→ **ИСХОДНЫЙ ФРАГМЕНТ**:
╭──

Любовное влечение Уильямс считал «ахиллесовой пятой» человечества. Он акцентирует громадную силу психосексуального инстинкта (на протяжении пьесы он делает это многократно). И не случайно вносит его в название пьесы. В драматической судьбе Бланш роковую роль сыграли страх одиночества, иллюзия о сексе как силе жизни, дарующей чувство общности (последнее в тексте Уильямса от Лоуренса, которого он много читал). В других обстоятельствах (непосредственного локуса пьесы) она предстает в ситуациях спокойного преодоления зова плоти, во всем блеске интеллекта, культуры, а главное – в борьбе за право на чистоту, на отстаивание той духовности, которая от нее неотделима. Ее противостояние Стэнли, Митчу с их «чернотой» о ней реализует драматическое напряжение контраста, проявляет «свет» ее души, стойкость человека, который выпрямляется, отстаивая свою духовную сущность и достоинство. Код этих сцен: «Все бы стало настоящим, если б верил ты в меня». Как и в пьесе «Стеклянный зверинец», в драме «Трамвай “Желание”» вводятся приемы поэтики пластического театра, правда, уже без «экрана». «Игра в покер» – прямой экфразис из Ван Гога: почти инфернальная резкость основных цветов простейшего спектра в описании рубашек, внешности игроков, всего антуража. Все подчинено семантике грубой мужественности и простоты их натур.

╰──

→ **ВАШЕ ЗАДАНИЕ**: Продолжите фрагмент о пьесе Уильямса «Трамвай “Желание”», начиная сразу после его последнего предложения.

→ **ИСХОДНЫЕ ДАННЫЕ**:
╭──

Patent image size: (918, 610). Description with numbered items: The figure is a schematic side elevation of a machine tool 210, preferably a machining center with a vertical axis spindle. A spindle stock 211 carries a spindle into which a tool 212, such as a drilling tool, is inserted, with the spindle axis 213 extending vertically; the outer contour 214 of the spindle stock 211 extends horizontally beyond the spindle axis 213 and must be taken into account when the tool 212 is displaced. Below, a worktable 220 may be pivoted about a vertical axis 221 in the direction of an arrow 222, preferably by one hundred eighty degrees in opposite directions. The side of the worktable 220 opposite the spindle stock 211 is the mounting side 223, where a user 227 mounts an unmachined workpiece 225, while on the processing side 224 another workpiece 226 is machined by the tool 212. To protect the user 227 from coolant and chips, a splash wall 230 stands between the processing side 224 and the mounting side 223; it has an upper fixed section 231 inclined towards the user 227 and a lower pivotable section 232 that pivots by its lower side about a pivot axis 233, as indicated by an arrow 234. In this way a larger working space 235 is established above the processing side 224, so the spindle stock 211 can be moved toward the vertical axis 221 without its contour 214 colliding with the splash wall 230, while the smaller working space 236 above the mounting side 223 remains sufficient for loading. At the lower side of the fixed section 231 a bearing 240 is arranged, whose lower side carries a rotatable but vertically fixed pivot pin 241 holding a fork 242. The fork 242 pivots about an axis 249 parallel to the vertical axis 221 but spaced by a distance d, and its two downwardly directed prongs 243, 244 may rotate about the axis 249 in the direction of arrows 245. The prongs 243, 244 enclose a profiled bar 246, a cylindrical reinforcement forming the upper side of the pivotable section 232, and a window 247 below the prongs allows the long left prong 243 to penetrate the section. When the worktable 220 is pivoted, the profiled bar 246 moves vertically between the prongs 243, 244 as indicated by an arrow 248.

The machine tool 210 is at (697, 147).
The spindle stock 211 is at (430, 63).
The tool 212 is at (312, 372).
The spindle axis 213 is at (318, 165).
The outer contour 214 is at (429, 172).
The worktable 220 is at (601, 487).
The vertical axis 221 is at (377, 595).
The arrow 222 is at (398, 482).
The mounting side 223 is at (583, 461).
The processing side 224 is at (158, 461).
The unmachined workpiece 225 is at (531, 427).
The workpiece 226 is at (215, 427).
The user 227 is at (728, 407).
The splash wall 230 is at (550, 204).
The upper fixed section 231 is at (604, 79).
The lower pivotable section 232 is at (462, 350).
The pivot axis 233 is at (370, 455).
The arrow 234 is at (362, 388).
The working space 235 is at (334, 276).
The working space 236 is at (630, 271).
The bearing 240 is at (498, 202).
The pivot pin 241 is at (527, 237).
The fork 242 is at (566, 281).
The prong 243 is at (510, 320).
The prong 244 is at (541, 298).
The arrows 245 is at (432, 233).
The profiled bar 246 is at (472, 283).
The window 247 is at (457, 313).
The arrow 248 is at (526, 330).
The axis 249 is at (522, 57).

╰──

→ **ВАШ ОТВЕТ**:
Музыка является неотделимой, органической частью драматического действия, его постоянным аккомпаниментом. Ее разнообразные мелодии, сочетаясь, могут входить в функции эмблематики в противоречивый облик бытия (вступительная ремарка к пьесе, музыка улицы в восприятии Бланш). Чаще всего она передает тональность происходящего, оттеняя психологическое состояние персонажа. Музыкальный лейтмотив Бланш – полечка-варшавянка, блюз. Полечка как память о веселой, счастливой жизни с мужем и как подсознательно всплывающая неотступная вина перед ним. Блюз – вбирает все грустное в жизни, он символ изоляции негров и полон тоски по любви. Блюз для Бланш звучит в минуты острого ощущения своего одиночества, неустроенности. Смятенные чувства Бланш выражаются искаженными живописными формами и фальшивой мелодией: «зловещие тени и отблески причудливой формы снова заплясали по стенам». Звуковая акустика дисгармонична, своей какофонией она передает аффекты двух сквозных мотивов – Эроса и Танатоса, вырвавшихся из подсознательных глубин, слабо контролируемых. Вспышки страсти, гнева, агрессии оформляются шумовыми эффектами в сочетании с особым грубым колоритом речи. Здесь ближе всего Уильямс подходит к натурализму.
Великолепно формируется драматургом поэтика катарсиса. Как и в «Стеклянном зверинце», Уильямс озабочен тем, чтобы он был подготовлен всей структурой пьесы: и вершинным накалом конфликта, и здоровыми, «светлыми» компонентами сюжета. Катарсис в представлении Уильямса включает непременно художественную убедительность и закономерность. Текст должен формировать «горизонт» парадоксальных ожиданий – превращение остродраматических коллизий, чувства ужаса, страха, жалости в просветляющие эмоции. Концовка в пьесе «Трамвай “Желание”» предельно нагнетена драматизмом: Бланш теряет рассудок, ее мысли текут в ожидании близкой возможной смерти, напряженное ожидание зрителями-соседями эскорта медиков из психолечебницы, испуг, сопротивление Бланш, смирение, жалость, плач Митча, лишь Стэнли непоколебим. Как верно указывает Н. А. Литвиенко, ссылаясь на Аристотеля, что в катарсисе чувство «страдательно»: «В свершившемся акте чужое становится своим…» [6; 9].